:: Exercise description ::
Locate the word "arcmin" in the data below, then copy every line that holds it.

:: The records ::
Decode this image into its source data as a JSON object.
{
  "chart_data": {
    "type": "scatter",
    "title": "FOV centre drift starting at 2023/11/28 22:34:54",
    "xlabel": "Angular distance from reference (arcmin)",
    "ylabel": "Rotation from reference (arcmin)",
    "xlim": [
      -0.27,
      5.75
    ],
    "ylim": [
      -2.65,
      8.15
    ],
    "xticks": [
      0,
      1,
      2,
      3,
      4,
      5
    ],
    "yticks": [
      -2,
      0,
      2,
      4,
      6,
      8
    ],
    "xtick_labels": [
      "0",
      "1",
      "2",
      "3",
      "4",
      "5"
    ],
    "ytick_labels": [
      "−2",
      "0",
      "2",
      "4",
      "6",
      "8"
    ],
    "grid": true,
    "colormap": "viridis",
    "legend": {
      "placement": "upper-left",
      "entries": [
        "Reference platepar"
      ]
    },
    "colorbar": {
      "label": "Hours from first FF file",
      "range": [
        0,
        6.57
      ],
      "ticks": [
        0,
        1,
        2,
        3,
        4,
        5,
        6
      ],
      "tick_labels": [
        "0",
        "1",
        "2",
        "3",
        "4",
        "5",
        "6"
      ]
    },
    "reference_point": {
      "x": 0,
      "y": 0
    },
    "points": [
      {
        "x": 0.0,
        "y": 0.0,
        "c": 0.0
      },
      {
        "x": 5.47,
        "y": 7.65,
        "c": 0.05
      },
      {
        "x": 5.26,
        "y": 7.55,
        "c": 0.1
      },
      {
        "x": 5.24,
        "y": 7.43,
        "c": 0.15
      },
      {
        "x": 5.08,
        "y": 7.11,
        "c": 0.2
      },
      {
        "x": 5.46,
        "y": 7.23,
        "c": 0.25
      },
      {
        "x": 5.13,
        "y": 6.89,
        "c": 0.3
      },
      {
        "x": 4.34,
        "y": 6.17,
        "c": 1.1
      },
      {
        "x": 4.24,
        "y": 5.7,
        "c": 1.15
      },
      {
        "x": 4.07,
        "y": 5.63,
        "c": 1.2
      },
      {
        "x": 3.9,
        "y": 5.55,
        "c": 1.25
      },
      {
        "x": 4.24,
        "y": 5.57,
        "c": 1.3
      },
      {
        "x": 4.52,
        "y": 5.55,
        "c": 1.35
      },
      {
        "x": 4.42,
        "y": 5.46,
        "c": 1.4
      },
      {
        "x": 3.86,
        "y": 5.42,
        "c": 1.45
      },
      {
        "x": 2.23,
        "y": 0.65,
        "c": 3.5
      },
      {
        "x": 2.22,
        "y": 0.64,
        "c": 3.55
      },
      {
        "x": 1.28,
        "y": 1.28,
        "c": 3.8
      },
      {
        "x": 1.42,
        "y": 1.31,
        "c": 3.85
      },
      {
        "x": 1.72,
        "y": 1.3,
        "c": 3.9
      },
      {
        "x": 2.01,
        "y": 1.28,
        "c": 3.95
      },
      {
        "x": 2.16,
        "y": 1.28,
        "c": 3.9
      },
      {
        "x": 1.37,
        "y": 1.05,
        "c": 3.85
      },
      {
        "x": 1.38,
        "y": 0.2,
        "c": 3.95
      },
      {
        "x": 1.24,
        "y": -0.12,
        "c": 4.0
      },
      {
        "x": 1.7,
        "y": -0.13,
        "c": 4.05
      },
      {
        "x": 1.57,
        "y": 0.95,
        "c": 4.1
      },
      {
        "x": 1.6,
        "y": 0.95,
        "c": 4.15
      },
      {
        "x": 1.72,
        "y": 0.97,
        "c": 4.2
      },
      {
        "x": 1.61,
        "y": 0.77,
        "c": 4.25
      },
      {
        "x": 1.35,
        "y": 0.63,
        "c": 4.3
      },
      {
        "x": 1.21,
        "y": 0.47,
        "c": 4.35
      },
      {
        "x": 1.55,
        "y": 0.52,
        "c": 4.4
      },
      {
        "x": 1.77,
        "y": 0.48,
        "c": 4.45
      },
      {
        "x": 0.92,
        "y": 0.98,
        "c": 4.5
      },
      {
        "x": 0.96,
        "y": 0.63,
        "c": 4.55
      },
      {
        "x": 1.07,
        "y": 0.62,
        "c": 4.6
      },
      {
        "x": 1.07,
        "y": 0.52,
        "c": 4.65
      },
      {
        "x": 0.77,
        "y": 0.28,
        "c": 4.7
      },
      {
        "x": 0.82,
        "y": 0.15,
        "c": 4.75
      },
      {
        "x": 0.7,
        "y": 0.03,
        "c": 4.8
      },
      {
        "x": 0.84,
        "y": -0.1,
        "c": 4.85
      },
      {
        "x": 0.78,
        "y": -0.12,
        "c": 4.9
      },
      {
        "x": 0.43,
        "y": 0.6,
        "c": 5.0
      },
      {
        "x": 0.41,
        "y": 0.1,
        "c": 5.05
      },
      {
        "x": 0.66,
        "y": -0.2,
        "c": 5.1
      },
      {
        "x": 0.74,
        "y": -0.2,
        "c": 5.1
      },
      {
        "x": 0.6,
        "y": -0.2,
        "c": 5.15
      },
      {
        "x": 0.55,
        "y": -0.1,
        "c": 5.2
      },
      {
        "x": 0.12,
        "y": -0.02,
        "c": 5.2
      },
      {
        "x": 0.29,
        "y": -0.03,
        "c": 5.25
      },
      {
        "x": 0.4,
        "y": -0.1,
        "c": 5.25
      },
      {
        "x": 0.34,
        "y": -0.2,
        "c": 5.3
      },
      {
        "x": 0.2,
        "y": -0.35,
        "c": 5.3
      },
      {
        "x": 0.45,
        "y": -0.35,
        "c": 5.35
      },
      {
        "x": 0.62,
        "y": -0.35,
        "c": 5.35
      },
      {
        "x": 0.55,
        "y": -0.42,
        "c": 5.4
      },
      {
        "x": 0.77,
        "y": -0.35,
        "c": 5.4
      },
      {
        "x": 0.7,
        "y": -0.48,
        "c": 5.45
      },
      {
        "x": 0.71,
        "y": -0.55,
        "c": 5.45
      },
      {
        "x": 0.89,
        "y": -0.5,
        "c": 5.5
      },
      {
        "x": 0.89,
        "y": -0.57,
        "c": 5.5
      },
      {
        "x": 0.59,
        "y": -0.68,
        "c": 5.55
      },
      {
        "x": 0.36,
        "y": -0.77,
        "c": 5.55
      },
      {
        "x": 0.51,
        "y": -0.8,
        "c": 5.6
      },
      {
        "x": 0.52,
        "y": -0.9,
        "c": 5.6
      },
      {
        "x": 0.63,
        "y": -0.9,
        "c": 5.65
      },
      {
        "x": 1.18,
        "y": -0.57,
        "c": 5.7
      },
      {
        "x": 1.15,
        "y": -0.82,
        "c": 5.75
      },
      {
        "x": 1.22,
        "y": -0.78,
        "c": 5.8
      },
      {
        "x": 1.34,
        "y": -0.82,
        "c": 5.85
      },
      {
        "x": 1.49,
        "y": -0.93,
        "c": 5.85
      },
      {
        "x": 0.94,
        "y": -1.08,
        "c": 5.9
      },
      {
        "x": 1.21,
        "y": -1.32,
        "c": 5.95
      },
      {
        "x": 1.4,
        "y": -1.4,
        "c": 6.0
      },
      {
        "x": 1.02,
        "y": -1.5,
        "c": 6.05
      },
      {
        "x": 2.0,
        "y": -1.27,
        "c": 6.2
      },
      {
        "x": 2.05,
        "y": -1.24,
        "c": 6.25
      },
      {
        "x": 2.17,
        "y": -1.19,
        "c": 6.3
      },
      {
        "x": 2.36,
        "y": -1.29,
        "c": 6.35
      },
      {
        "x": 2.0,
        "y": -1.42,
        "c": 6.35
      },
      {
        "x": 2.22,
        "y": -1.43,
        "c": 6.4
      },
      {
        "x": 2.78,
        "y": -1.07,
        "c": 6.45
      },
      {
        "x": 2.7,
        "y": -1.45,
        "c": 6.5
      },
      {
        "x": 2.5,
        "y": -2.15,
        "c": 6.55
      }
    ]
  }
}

:: Answer below ::
    "xlabel": "Angular distance from reference (arcmin)",
    "ylabel": "Rotation from reference (arcmin)",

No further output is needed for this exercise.